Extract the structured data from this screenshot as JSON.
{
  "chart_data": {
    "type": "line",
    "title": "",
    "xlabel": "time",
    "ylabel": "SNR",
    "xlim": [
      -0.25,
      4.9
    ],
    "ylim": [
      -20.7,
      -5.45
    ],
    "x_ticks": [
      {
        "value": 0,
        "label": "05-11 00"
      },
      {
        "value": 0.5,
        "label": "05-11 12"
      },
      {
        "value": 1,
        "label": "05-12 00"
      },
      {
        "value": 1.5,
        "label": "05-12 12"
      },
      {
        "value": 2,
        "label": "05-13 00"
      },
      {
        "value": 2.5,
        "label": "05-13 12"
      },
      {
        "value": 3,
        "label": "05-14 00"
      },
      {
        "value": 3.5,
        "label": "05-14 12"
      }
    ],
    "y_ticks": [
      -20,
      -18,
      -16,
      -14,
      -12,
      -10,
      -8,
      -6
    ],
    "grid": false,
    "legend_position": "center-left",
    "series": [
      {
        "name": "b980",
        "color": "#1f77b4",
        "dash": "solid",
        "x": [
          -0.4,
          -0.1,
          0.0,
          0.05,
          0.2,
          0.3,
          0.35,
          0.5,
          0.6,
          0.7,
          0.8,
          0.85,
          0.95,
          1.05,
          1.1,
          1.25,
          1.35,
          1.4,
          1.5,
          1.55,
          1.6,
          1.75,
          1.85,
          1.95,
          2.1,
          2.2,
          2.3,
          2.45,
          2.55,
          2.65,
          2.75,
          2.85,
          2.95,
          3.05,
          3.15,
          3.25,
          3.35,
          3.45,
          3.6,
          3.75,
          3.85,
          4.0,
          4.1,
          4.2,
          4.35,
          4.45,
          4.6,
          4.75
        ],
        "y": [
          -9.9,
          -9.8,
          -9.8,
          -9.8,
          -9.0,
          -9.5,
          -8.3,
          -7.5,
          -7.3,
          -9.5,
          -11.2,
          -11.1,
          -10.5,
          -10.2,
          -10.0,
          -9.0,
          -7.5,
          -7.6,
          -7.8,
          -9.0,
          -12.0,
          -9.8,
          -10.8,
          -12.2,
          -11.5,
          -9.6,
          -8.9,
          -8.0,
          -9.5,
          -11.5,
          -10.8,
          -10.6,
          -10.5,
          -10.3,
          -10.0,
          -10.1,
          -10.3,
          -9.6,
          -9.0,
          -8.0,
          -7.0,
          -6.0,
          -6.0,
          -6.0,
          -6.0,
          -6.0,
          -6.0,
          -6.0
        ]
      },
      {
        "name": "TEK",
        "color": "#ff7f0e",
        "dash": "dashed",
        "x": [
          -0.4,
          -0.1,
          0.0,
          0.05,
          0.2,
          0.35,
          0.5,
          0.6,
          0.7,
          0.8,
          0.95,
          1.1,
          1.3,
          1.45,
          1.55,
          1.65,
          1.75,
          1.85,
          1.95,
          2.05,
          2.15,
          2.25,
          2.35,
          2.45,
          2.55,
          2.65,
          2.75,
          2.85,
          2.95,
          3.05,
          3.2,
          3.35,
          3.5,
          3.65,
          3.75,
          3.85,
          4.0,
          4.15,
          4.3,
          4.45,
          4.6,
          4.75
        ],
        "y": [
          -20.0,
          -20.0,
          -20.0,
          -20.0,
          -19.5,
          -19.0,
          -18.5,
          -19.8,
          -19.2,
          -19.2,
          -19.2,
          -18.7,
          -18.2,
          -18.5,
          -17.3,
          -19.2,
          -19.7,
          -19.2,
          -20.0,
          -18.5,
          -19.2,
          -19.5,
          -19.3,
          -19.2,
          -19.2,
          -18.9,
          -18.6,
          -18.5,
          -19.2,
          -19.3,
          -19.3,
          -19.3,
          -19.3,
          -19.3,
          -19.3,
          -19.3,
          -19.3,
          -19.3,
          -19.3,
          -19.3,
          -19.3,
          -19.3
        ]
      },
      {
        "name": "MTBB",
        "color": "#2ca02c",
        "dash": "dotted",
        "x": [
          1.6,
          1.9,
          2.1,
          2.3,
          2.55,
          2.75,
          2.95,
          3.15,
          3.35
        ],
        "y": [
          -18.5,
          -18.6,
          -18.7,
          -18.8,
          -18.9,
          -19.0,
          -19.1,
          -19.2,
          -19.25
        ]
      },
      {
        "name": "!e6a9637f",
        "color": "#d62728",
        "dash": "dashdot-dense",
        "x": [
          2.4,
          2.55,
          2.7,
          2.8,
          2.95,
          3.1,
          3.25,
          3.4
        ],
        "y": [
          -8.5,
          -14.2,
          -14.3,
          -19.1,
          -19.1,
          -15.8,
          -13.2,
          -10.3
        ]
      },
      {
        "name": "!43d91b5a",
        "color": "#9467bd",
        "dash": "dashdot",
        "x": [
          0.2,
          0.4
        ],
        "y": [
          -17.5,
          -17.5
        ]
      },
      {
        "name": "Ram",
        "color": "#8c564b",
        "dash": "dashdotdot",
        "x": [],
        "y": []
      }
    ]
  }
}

_ _ _

Your objective
Pick out and copy the lines of the material that include the word "name".

Answer to the exercise
        "name": "b980",
        "name": "TEK",
        "name": "MTBB",
        "name": "!e6a9637f",
        "name": "!43d91b5a",
        "name": "Ram",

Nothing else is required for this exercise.